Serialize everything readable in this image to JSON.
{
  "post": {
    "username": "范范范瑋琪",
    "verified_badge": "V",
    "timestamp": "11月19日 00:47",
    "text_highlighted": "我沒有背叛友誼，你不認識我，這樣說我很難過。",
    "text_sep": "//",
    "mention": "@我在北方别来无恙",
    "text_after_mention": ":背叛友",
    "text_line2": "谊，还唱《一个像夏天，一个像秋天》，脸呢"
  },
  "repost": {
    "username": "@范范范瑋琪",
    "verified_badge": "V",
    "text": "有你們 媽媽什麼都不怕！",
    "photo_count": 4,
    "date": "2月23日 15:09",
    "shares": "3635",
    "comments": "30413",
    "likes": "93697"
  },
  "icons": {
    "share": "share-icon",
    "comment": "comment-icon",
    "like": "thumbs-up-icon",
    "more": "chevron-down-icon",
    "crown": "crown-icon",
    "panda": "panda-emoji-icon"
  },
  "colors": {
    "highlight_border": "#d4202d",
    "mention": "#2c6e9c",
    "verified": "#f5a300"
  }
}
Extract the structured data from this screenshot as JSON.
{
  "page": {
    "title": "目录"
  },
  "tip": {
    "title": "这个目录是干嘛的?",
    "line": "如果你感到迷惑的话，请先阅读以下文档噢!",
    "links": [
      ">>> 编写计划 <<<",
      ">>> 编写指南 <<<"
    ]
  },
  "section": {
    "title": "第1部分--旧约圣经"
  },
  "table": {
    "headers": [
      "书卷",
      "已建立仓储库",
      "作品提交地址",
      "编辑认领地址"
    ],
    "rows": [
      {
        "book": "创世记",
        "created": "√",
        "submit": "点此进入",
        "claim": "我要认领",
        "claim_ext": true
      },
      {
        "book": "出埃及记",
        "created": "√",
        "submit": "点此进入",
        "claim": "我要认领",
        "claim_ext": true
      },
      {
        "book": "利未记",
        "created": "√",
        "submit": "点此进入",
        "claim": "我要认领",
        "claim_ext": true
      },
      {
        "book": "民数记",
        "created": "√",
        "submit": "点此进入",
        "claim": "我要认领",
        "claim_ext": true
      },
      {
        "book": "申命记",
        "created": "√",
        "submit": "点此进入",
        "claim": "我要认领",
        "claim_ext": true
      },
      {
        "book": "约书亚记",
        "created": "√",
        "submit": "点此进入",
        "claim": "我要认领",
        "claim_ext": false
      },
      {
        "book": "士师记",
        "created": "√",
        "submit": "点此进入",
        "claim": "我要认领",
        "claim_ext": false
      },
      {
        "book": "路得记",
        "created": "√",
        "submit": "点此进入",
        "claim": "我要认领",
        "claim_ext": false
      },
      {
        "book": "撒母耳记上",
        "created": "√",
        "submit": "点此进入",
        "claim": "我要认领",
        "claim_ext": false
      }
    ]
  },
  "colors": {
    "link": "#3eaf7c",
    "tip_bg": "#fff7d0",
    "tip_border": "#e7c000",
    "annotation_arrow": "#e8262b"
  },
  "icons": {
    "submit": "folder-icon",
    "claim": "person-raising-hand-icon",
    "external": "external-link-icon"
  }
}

:::::

WHAT IS BEING ASKED
All lines that include "JSON" are to be gathered and copied.

PROBLEM SOLUTION
Serialize everything readable in this image to JSON.
Extract the structured data from this screenshot as JSON.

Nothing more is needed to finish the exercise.